> Activities
**A.** In the Friends Hospital passage, what English institution were the hospital's site and building modeled on?
**B.** Echo the Friends Hospital passage from "1817 – Opening" up to and including "exist in 1817.".
**C.** Carry on the Friends Hospital passage from where it stops.

1817 – Opening of the first private mental health hospital in the United States, the Asylum for the Relief of Persons Deprived of the Use of Their Reason (now Friends Hospital) in Philadelphia, Pennsylvania.The name of the hospital stands out, for its length and specificity: "The Asylum for the Relief of Persons Deprived of the Use of their Reason." The hospital offers relief, in the original sense of "asylum"--a refuge. The "person-first" language would satisfy the most ardent advocate of polite bureaucratese. Plain language wins too; no psychological jargon in this institution's name, because psychological jargon as we know it didn't much exist in 1817.
What else stands out: the hospital still exists. It's had various names over the years, of course, reflecting shifting treatments and labels and goals. Its 1813 mission statement says the asylum's Quaker founders "intended to furnish, besides requisite medical aid, such tender, sympathetic attention as may soothe their agitated minds, and under the Divine Blessing, facilitate their recovery"--intentions that reflected the most progressive ideas about mental illness and care in their time. The site and the building were modeled on York Retreat in England, "but with better ventilation and light." As the first of its kind, it set a standard that shaped similar institutions for generations; in 1999 it was named to the list of National Historic Landmarks.

[Bounding box prediction data]
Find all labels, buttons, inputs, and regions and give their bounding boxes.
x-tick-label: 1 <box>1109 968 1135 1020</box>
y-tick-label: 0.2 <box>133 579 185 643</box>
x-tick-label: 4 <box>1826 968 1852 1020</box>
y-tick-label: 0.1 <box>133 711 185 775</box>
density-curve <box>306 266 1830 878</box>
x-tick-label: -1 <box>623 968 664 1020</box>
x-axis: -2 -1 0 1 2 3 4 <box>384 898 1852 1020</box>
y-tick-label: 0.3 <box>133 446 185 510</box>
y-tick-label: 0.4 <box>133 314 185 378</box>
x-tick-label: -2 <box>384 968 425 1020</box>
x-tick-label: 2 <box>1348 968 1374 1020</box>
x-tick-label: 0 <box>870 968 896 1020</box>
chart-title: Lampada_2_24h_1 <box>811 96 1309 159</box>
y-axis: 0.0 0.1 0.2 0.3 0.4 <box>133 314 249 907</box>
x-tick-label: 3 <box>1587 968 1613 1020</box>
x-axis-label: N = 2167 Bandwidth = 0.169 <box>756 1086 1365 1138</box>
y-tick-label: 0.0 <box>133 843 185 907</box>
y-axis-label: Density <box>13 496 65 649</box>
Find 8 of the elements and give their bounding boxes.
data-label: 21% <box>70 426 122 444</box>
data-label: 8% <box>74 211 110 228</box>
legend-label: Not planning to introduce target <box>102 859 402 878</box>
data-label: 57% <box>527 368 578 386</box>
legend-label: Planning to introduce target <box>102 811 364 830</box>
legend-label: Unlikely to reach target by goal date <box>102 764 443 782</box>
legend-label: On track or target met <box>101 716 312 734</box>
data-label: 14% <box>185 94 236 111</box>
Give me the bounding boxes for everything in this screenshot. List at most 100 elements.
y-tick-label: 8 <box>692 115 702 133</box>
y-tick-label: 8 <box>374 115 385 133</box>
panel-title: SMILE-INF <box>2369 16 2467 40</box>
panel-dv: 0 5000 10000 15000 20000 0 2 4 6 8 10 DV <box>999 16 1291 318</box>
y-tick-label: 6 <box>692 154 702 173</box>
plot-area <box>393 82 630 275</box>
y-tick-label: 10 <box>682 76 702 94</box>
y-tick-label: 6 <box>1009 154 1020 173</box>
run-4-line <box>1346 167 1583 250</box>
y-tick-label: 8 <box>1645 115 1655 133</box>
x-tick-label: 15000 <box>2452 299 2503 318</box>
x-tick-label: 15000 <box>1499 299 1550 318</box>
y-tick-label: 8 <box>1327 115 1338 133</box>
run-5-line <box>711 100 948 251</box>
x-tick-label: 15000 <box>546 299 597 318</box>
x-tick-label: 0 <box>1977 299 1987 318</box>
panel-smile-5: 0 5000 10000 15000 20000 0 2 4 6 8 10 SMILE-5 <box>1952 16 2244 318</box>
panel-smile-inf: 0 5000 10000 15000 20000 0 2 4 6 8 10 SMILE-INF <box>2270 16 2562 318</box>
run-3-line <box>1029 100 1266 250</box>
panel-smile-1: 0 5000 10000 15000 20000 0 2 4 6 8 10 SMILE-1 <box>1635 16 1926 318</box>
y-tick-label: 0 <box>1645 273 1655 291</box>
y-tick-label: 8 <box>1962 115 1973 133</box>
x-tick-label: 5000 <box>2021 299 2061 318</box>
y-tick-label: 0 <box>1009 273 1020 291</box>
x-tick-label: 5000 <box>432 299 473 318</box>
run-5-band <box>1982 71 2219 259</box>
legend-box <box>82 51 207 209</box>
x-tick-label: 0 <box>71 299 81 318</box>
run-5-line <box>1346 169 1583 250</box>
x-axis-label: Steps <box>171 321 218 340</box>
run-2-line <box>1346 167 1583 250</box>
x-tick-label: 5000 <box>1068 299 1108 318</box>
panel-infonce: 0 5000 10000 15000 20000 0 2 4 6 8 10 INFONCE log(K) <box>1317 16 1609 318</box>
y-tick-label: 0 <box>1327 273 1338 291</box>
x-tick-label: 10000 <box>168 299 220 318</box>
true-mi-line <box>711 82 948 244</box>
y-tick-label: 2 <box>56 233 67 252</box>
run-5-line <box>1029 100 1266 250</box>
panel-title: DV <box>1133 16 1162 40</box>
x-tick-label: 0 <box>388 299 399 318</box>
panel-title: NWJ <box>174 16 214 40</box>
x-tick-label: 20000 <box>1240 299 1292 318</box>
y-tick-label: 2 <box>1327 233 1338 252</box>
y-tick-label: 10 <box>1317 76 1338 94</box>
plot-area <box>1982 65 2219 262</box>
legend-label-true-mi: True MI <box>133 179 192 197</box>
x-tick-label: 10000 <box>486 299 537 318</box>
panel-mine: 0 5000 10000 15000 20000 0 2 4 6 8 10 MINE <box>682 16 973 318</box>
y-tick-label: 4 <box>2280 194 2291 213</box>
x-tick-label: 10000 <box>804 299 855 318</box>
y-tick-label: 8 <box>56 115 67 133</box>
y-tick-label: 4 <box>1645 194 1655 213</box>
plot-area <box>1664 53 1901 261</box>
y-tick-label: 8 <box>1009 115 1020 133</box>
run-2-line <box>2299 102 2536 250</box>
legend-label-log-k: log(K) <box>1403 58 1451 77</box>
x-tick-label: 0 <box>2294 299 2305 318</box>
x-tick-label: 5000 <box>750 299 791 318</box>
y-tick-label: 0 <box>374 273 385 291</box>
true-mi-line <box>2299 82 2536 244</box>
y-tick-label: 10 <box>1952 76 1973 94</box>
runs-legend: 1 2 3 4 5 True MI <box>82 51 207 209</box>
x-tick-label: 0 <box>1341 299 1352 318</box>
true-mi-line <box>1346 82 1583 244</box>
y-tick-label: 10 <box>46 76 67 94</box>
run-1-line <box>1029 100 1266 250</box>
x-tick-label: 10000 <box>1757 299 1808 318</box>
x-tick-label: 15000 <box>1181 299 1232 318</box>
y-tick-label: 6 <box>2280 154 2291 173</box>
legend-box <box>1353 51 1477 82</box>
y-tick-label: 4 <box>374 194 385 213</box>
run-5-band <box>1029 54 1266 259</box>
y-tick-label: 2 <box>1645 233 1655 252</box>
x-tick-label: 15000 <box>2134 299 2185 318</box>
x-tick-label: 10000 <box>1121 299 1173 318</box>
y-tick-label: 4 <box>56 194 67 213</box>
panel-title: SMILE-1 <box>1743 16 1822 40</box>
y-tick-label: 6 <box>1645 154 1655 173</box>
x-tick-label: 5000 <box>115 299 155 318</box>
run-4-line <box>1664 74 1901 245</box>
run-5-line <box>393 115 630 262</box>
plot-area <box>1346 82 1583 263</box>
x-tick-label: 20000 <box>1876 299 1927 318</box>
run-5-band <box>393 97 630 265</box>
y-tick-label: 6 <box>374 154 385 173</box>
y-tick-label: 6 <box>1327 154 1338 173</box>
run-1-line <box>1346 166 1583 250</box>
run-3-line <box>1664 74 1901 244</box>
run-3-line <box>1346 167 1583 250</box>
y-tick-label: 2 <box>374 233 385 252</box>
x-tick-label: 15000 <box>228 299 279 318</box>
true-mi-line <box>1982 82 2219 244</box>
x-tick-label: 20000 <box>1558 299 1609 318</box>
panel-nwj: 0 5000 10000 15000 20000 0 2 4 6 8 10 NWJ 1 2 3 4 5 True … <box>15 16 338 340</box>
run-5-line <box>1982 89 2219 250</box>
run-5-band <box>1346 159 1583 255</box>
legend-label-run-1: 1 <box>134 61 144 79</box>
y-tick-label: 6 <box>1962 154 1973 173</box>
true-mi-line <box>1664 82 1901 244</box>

> Responses by task
**A.** York Retreat

**B.**
1817 – Opening of the first private mental health hospital in the United States, the Asylum for the Relief of Persons Deprived of the Use of Their Reason (now Friends Hospital) in Philadelphia, Pennsylvania.The name of the hospital stands out, for its length and specificity: "The Asylum for the Relief of Persons Deprived of the Use of their Reason." The hospital offers relief, in the original sense of "asylum"--a refuge. The "person-first" language would satisfy the most ardent advocate of polite bureaucratese. Plain language wins too; no psychological jargon in this institution's name, because psychological jargon as we know it didn't much exist in 1817.

**C.**
Of course, hospitals seldom live up to their lofty mission statements, especially after almost 200 years. As with most institutions, it's not hard to find stories of abuse. PhillyGrrl had a three-part series about one man's protest at Friends Hospital. But it's maybe a little more ironic in this case: Quakers originally got into the asylum business after investigating the death of a Quaker widow, Hannah Mills, at the York Asylum in 1790. They condemned the abusive conditions they saw, and sought to do better.